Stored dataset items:
┌────────

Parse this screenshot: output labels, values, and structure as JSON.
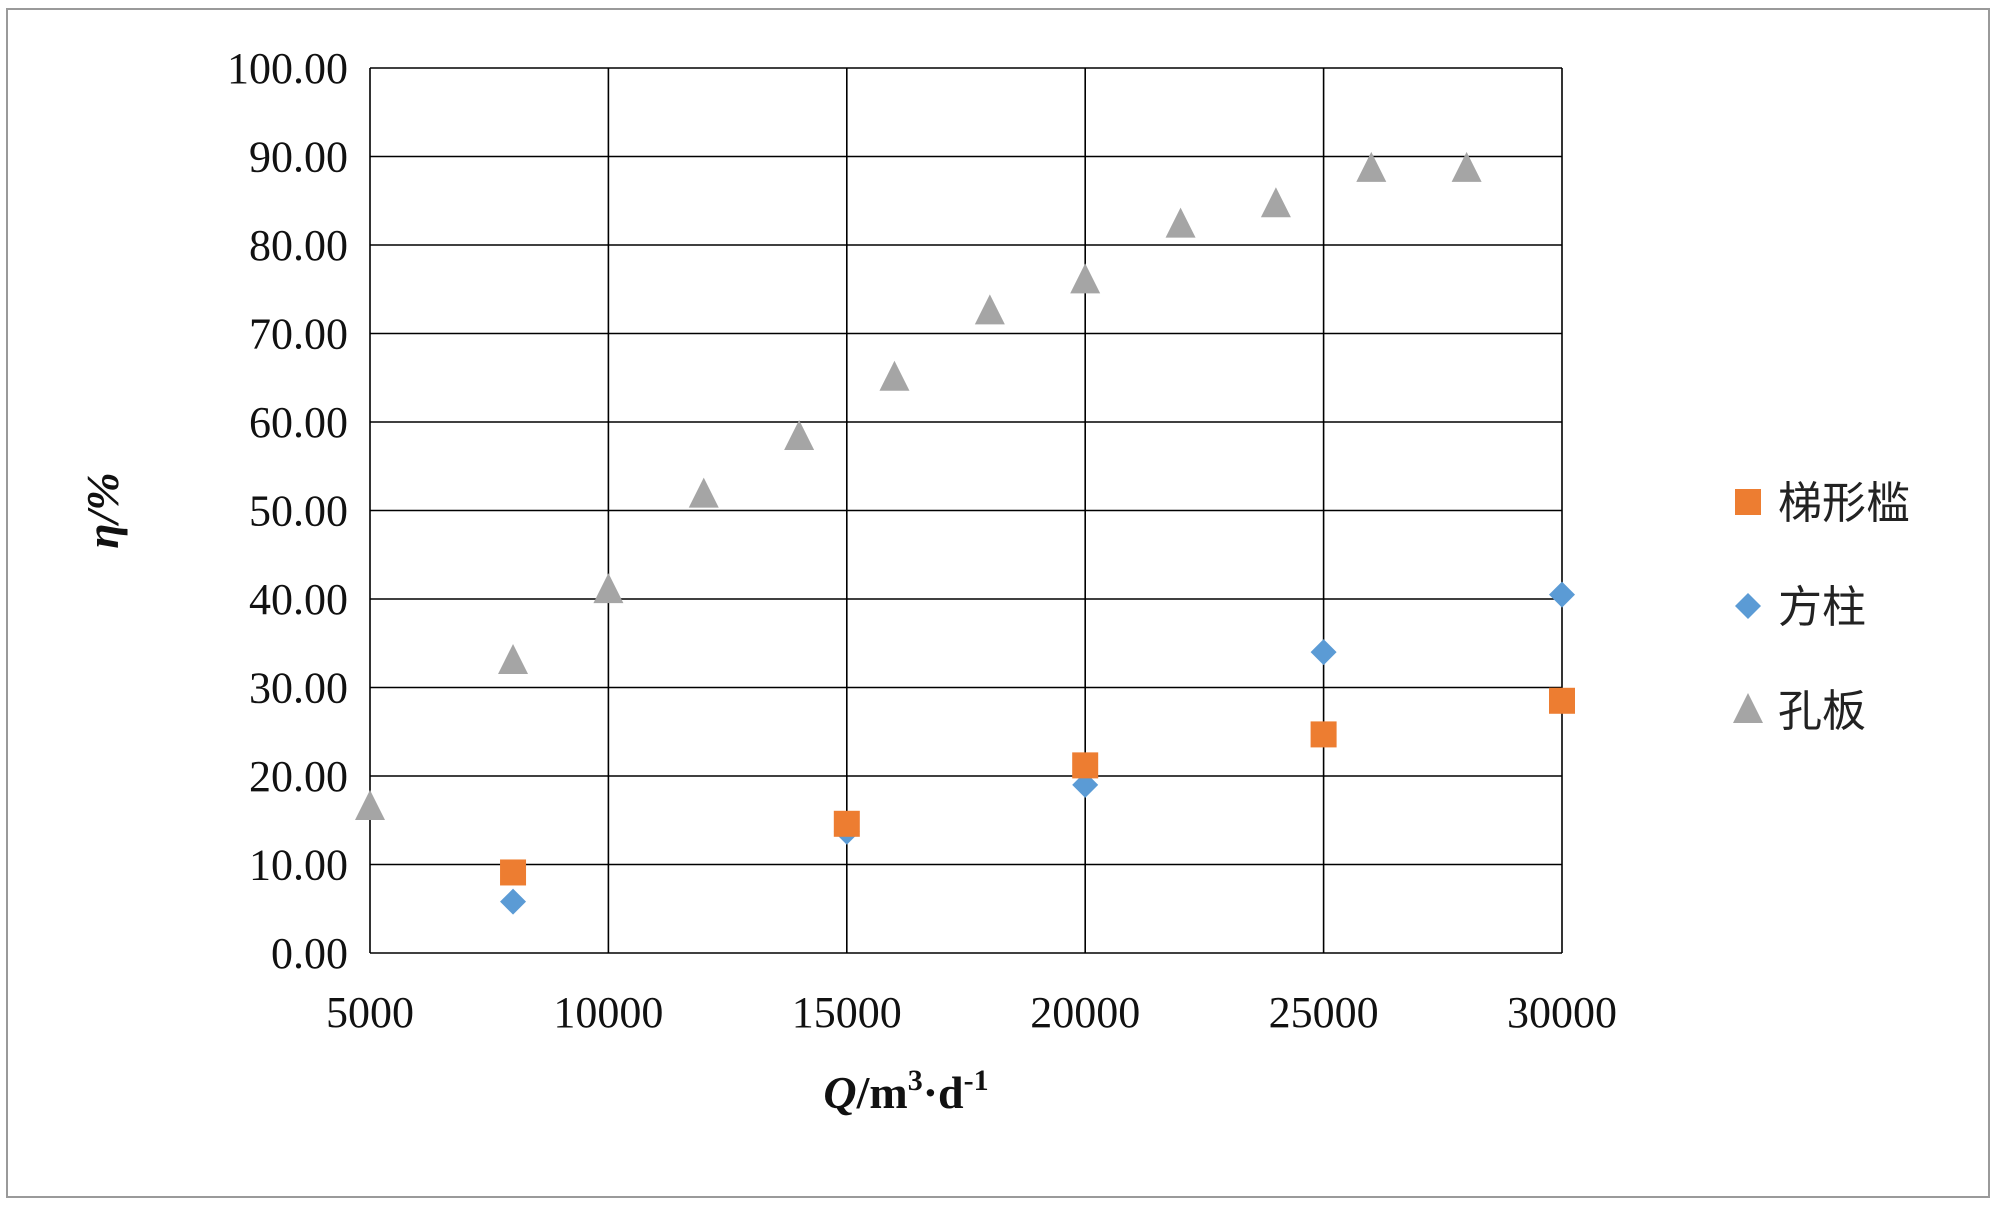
{
  "chart_data": {
    "type": "scatter",
    "title": "",
    "xlabel": {
      "italic_part": "Q",
      "text": "/m",
      "sup1": "3",
      "mid": "·d",
      "sup2": "-1"
    },
    "ylabel": "η/%",
    "xlim": [
      5000,
      30000
    ],
    "ylim": [
      0,
      100
    ],
    "x_ticks": [
      "5000",
      "10000",
      "15000",
      "20000",
      "25000",
      "30000"
    ],
    "y_ticks": [
      "0.00",
      "10.00",
      "20.00",
      "30.00",
      "40.00",
      "50.00",
      "60.00",
      "70.00",
      "80.00",
      "90.00",
      "100.00"
    ],
    "grid": true,
    "legend_position": "right",
    "series": [
      {
        "name": "梯形槛",
        "marker": "square",
        "color": "#ED7D31",
        "points": [
          [
            8000,
            9.1
          ],
          [
            15000,
            14.6
          ],
          [
            20000,
            21.2
          ],
          [
            25000,
            24.7
          ],
          [
            30000,
            28.5
          ]
        ]
      },
      {
        "name": "方柱",
        "marker": "diamond",
        "color": "#5B9BD5",
        "points": [
          [
            8000,
            5.8
          ],
          [
            15000,
            13.7
          ],
          [
            20000,
            19.0
          ],
          [
            25000,
            34.0
          ],
          [
            30000,
            40.5
          ]
        ]
      },
      {
        "name": "孔板",
        "marker": "triangle",
        "color": "#A5A5A5",
        "points": [
          [
            5000,
            16.5
          ],
          [
            8000,
            33.0
          ],
          [
            10000,
            41.0
          ],
          [
            12000,
            51.8
          ],
          [
            14000,
            58.3
          ],
          [
            16000,
            65.0
          ],
          [
            18000,
            72.5
          ],
          [
            20000,
            76.0
          ],
          [
            22000,
            82.3
          ],
          [
            24000,
            84.6
          ],
          [
            26000,
            88.6
          ],
          [
            28000,
            88.6
          ]
        ]
      }
    ]
  }
}
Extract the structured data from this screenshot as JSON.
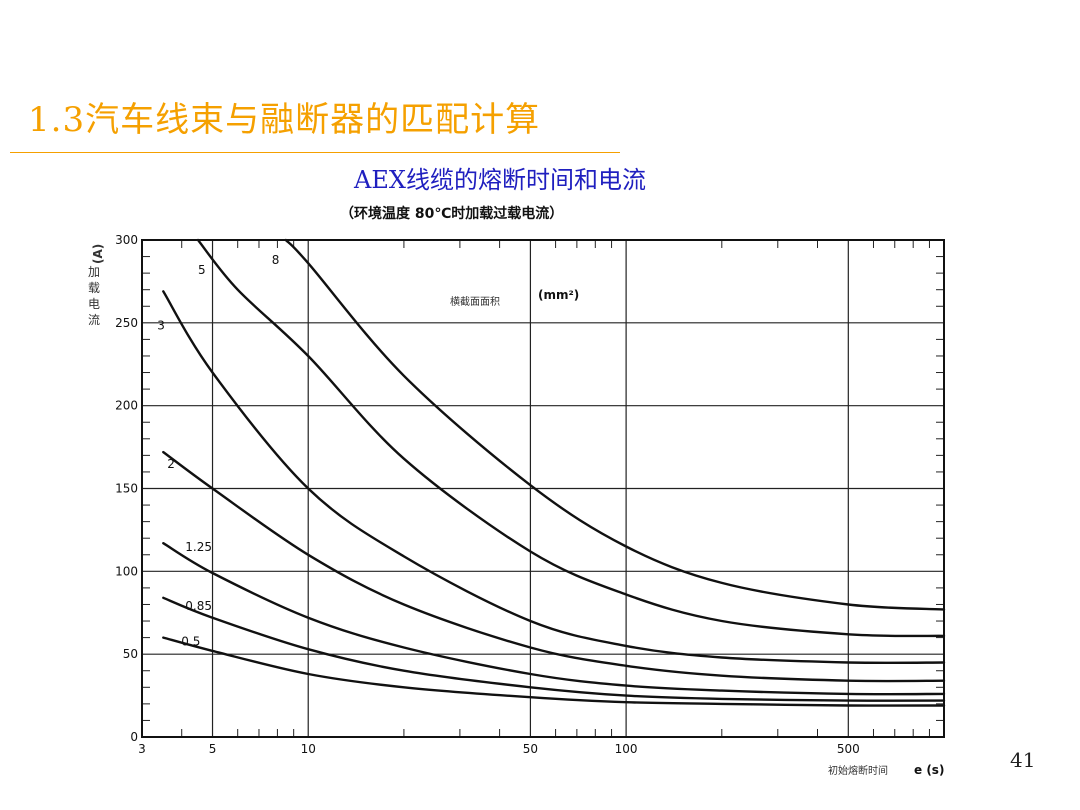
{
  "slide": {
    "title": "1.3汽车线束与融断器的匹配计算",
    "page_number": "41"
  },
  "chart_data": {
    "type": "line",
    "title": "AEX线缆的熔断时间和电流",
    "subtitle": "（环境温度 80℃时加载过载电流）",
    "xlabel": "初始熔断时间",
    "xunit": "e (s)",
    "ylabel_unit": "(A)",
    "ylabel": "加载电流",
    "legend_title": "横截面面积",
    "legend_unit": "(mm²)",
    "x_scale": "log",
    "xlim": [
      3,
      1000
    ],
    "ylim": [
      0,
      300
    ],
    "grid": true,
    "x_ticks": [
      "3",
      "5",
      "10",
      "50",
      "100",
      "500"
    ],
    "y_ticks": [
      "0",
      "50",
      "100",
      "150",
      "200",
      "250",
      "300"
    ],
    "series": [
      {
        "name": "0.5",
        "x": [
          3.5,
          5,
          10,
          20,
          50,
          100,
          200,
          500,
          1000
        ],
        "y": [
          60,
          52,
          38,
          30,
          24,
          21,
          20,
          19,
          19
        ]
      },
      {
        "name": "0.85",
        "x": [
          3.5,
          5,
          10,
          20,
          50,
          100,
          200,
          500,
          1000
        ],
        "y": [
          84,
          72,
          53,
          40,
          30,
          25,
          23,
          22,
          22
        ]
      },
      {
        "name": "1.25",
        "x": [
          3.5,
          5,
          10,
          20,
          50,
          100,
          200,
          500,
          1000
        ],
        "y": [
          117,
          99,
          72,
          54,
          38,
          31,
          28,
          26,
          26
        ]
      },
      {
        "name": "2",
        "x": [
          3.5,
          5,
          10,
          20,
          50,
          100,
          200,
          500,
          1000
        ],
        "y": [
          172,
          150,
          110,
          80,
          54,
          43,
          37,
          34,
          34
        ]
      },
      {
        "name": "3",
        "x": [
          3.5,
          5,
          10,
          20,
          50,
          100,
          200,
          500,
          1000
        ],
        "y": [
          269,
          220,
          150,
          109,
          70,
          55,
          48,
          45,
          45
        ]
      },
      {
        "name": "5",
        "x": [
          4.5,
          6,
          10,
          20,
          50,
          100,
          200,
          500,
          1000
        ],
        "y": [
          300,
          270,
          230,
          168,
          112,
          86,
          70,
          62,
          61
        ]
      },
      {
        "name": "8",
        "x": [
          8.5,
          10,
          20,
          50,
          100,
          200,
          500,
          1000
        ],
        "y": [
          300,
          286,
          218,
          152,
          115,
          93,
          80,
          77
        ]
      }
    ]
  }
}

└────────

▶ OBJECTIVE:
In the listing, find all lines with the string "name" and copy them.

▶ PROBLEM SOLUTION:
        "name": "梯形槛",
        "name": "方柱",
        "name": "孔板",
        "name": "0.5",
        "name": "0.85",
        "name": "1.25",
        "name": "2",
        "name": "3",
        "name": "5",
        "name": "8",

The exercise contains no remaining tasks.